Without the pictures, output the records below word for word.

»»

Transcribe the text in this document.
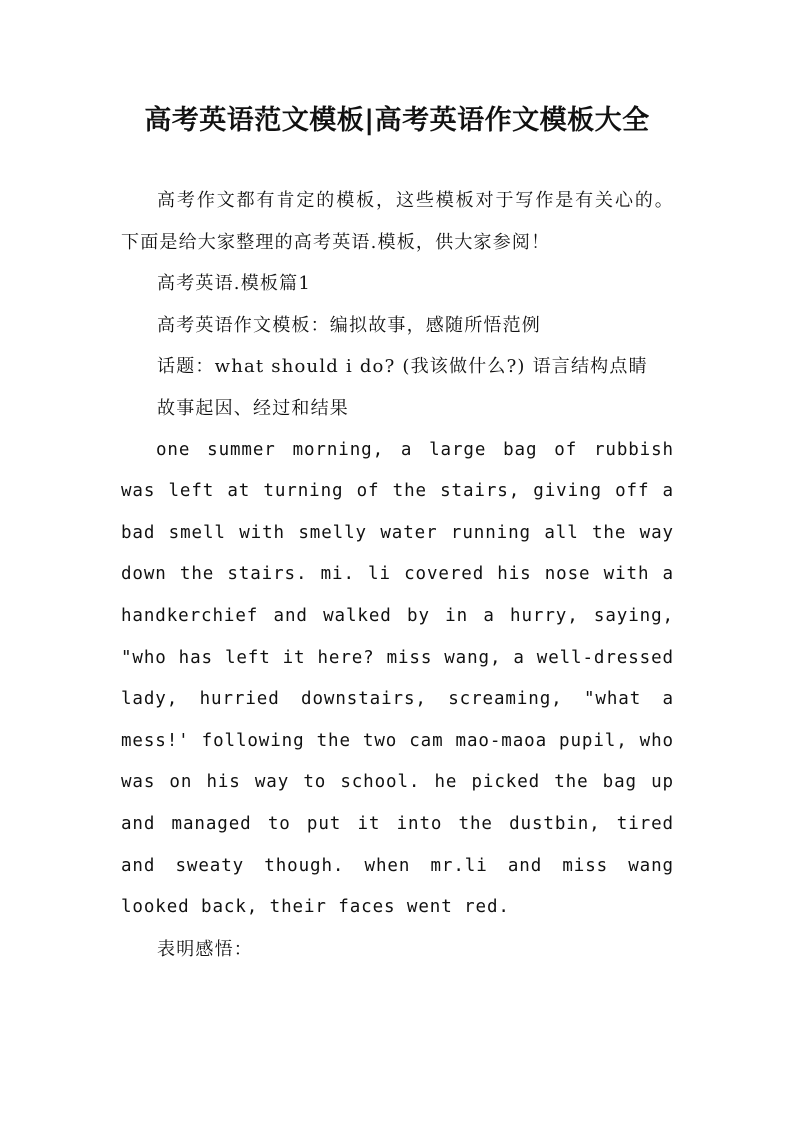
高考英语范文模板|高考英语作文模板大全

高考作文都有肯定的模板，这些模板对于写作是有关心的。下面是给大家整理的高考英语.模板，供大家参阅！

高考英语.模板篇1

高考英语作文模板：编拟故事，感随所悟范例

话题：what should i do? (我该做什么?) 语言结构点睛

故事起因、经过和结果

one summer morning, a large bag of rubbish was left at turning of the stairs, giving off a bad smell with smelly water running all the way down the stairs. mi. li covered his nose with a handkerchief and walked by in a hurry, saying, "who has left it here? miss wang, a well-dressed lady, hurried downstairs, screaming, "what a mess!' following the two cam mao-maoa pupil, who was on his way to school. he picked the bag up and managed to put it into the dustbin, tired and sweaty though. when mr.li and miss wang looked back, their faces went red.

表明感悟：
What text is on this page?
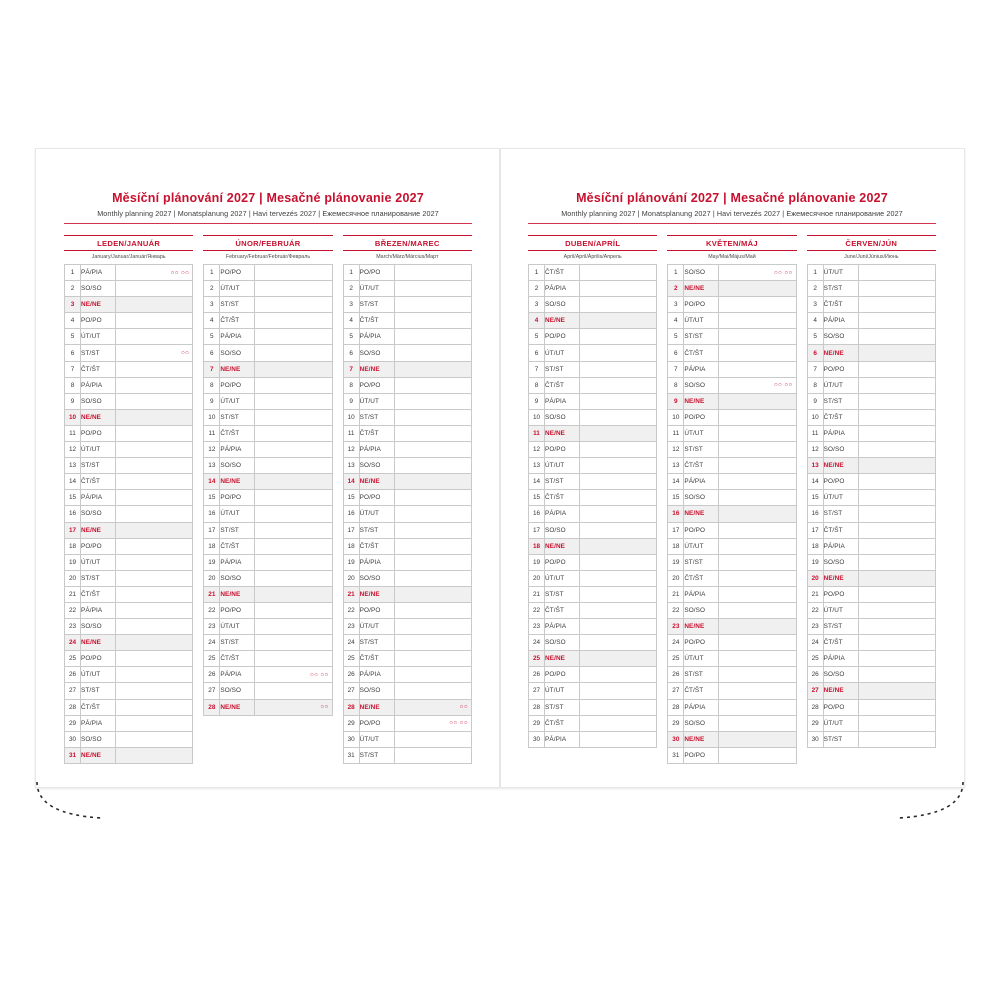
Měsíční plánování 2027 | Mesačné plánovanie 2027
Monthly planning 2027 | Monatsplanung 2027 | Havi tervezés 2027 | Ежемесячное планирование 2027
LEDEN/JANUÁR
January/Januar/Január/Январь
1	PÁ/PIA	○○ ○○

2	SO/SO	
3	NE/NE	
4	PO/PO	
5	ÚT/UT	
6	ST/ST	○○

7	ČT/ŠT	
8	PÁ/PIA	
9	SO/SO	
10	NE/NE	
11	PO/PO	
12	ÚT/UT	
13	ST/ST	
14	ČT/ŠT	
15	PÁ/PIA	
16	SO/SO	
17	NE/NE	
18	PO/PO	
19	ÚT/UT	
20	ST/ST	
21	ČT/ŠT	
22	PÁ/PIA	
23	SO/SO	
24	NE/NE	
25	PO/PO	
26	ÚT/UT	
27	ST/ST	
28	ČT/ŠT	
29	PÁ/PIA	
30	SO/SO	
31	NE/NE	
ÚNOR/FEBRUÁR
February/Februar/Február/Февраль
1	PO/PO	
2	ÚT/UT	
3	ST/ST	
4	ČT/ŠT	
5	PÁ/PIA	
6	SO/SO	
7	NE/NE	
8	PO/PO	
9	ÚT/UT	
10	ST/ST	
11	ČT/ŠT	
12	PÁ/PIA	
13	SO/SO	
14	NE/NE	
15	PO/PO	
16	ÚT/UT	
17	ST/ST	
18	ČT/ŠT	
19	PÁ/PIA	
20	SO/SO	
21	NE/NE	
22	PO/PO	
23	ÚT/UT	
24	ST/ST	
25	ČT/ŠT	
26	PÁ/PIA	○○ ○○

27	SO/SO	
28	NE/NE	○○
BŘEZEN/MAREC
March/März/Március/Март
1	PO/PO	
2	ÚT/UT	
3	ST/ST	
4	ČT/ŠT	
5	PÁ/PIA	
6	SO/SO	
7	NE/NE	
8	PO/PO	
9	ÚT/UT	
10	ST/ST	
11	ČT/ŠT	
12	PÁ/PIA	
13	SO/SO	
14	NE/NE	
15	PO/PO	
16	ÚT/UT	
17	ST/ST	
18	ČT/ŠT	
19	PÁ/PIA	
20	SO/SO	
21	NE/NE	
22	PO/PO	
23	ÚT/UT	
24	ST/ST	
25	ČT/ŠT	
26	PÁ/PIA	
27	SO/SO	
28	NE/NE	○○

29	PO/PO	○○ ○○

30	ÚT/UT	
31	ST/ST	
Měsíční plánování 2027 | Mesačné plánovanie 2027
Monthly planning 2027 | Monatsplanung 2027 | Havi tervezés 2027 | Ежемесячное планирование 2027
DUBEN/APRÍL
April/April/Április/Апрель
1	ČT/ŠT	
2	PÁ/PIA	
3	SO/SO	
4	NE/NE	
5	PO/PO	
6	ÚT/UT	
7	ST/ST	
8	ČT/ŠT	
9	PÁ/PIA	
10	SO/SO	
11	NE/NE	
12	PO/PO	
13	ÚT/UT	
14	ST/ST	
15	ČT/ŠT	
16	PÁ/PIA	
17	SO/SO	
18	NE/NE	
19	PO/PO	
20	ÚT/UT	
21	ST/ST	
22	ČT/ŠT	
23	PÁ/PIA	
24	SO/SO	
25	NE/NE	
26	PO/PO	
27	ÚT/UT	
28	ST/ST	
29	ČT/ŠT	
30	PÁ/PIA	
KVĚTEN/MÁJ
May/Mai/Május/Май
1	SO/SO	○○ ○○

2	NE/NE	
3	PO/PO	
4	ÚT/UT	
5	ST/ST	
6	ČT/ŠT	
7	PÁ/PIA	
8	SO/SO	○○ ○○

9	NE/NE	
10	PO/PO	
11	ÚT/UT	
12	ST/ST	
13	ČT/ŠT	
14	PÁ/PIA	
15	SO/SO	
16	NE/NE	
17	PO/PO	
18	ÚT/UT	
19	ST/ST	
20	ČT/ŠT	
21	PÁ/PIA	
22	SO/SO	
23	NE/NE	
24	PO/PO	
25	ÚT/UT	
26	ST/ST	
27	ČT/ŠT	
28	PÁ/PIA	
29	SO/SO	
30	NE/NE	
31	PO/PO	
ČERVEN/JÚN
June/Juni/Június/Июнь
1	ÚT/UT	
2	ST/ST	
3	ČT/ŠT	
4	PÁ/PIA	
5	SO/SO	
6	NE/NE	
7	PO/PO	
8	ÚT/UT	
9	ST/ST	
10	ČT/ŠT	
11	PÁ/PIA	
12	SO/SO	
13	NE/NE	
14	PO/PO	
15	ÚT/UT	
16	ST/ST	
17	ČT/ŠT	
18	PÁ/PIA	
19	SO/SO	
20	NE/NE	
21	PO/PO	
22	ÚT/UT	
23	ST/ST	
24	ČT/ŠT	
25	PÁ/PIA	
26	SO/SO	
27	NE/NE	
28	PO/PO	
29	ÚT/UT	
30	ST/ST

««

Solution for this problem:
Transcribe the text in this document.
高考英语范文模板|高考英语作文模板大全

高考作文都有肯定的模板，这些模板对于写作是有关心的。下面是给大家整理的高考英语.模板，供大家参阅！

高考英语.模板篇1

高考英语作文模板：编拟故事，感随所悟范例

话题：what should i do? (我该做什么?) 语言结构点睛

故事起因、经过和结果

one summer morning, a large bag of rubbish was left at turning of the stairs, giving off a bad smell with smelly water running all the way down the stairs. mi. li covered his nose with a handkerchief and walked by in a hurry, saying, "who has left it here? miss wang, a well-dressed lady, hurried downstairs, screaming, "what a mess!' following the two cam mao-maoa pupil, who was on his way to school. he picked the bag up and managed to put it into the dustbin, tired and sweaty though. when mr.li and miss wang looked back, their faces went red.

表明感悟：
What text is on this page?
Měsíční plánování 2027 | Mesačné plánovanie 2027
Monthly planning 2027 | Monatsplanung 2027 | Havi tervezés 2027 | Ежемесячное планирование 2027
LEDEN/JANUÁR
January/Januar/Január/Январь
1	PÁ/PIA	○○ ○○

2	SO/SO	
3	NE/NE	
4	PO/PO	
5	ÚT/UT	
6	ST/ST	○○

7	ČT/ŠT	
8	PÁ/PIA	
9	SO/SO	
10	NE/NE	
11	PO/PO	
12	ÚT/UT	
13	ST/ST	
14	ČT/ŠT	
15	PÁ/PIA	
16	SO/SO	
17	NE/NE	
18	PO/PO	
19	ÚT/UT	
20	ST/ST	
21	ČT/ŠT	
22	PÁ/PIA	
23	SO/SO	
24	NE/NE	
25	PO/PO	
26	ÚT/UT	
27	ST/ST	
28	ČT/ŠT	
29	PÁ/PIA	
30	SO/SO	
31	NE/NE	
ÚNOR/FEBRUÁR
February/Februar/Február/Февраль
1	PO/PO	
2	ÚT/UT	
3	ST/ST	
4	ČT/ŠT	
5	PÁ/PIA	
6	SO/SO	
7	NE/NE	
8	PO/PO	
9	ÚT/UT	
10	ST/ST	
11	ČT/ŠT	
12	PÁ/PIA	
13	SO/SO	
14	NE/NE	
15	PO/PO	
16	ÚT/UT	
17	ST/ST	
18	ČT/ŠT	
19	PÁ/PIA	
20	SO/SO	
21	NE/NE	
22	PO/PO	
23	ÚT/UT	
24	ST/ST	
25	ČT/ŠT	
26	PÁ/PIA	○○ ○○

27	SO/SO	
28	NE/NE	○○
BŘEZEN/MAREC
March/März/Március/Март
1	PO/PO	
2	ÚT/UT	
3	ST/ST	
4	ČT/ŠT	
5	PÁ/PIA	
6	SO/SO	
7	NE/NE	
8	PO/PO	
9	ÚT/UT	
10	ST/ST	
11	ČT/ŠT	
12	PÁ/PIA	
13	SO/SO	
14	NE/NE	
15	PO/PO	
16	ÚT/UT	
17	ST/ST	
18	ČT/ŠT	
19	PÁ/PIA	
20	SO/SO	
21	NE/NE	
22	PO/PO	
23	ÚT/UT	
24	ST/ST	
25	ČT/ŠT	
26	PÁ/PIA	
27	SO/SO	
28	NE/NE	○○

29	PO/PO	○○ ○○

30	ÚT/UT	
31	ST/ST	
Měsíční plánování 2027 | Mesačné plánovanie 2027
Monthly planning 2027 | Monatsplanung 2027 | Havi tervezés 2027 | Ежемесячное планирование 2027
DUBEN/APRÍL
April/April/Április/Апрель
1	ČT/ŠT	
2	PÁ/PIA	
3	SO/SO	
4	NE/NE	
5	PO/PO	
6	ÚT/UT	
7	ST/ST	
8	ČT/ŠT	
9	PÁ/PIA	
10	SO/SO	
11	NE/NE	
12	PO/PO	
13	ÚT/UT	
14	ST/ST	
15	ČT/ŠT	
16	PÁ/PIA	
17	SO/SO	
18	NE/NE	
19	PO/PO	
20	ÚT/UT	
21	ST/ST	
22	ČT/ŠT	
23	PÁ/PIA	
24	SO/SO	
25	NE/NE	
26	PO/PO	
27	ÚT/UT	
28	ST/ST	
29	ČT/ŠT	
30	PÁ/PIA	
KVĚTEN/MÁJ
May/Mai/Május/Май
1	SO/SO	○○ ○○

2	NE/NE	
3	PO/PO	
4	ÚT/UT	
5	ST/ST	
6	ČT/ŠT	
7	PÁ/PIA	
8	SO/SO	○○ ○○

9	NE/NE	
10	PO/PO	
11	ÚT/UT	
12	ST/ST	
13	ČT/ŠT	
14	PÁ/PIA	
15	SO/SO	
16	NE/NE	
17	PO/PO	
18	ÚT/UT	
19	ST/ST	
20	ČT/ŠT	
21	PÁ/PIA	
22	SO/SO	
23	NE/NE	
24	PO/PO	
25	ÚT/UT	
26	ST/ST	
27	ČT/ŠT	
28	PÁ/PIA	
29	SO/SO	
30	NE/NE	
31	PO/PO	
ČERVEN/JÚN
June/Juni/Június/Июнь
1	ÚT/UT	
2	ST/ST	
3	ČT/ŠT	
4	PÁ/PIA	
5	SO/SO	
6	NE/NE	
7	PO/PO	
8	ÚT/UT	
9	ST/ST	
10	ČT/ŠT	
11	PÁ/PIA	
12	SO/SO	
13	NE/NE	
14	PO/PO	
15	ÚT/UT	
16	ST/ST	
17	ČT/ŠT	
18	PÁ/PIA	
19	SO/SO	
20	NE/NE	
21	PO/PO	
22	ÚT/UT	
23	ST/ST	
24	ČT/ŠT	
25	PÁ/PIA	
26	SO/SO	
27	NE/NE	
28	PO/PO	
29	ÚT/UT	
30	ST/ST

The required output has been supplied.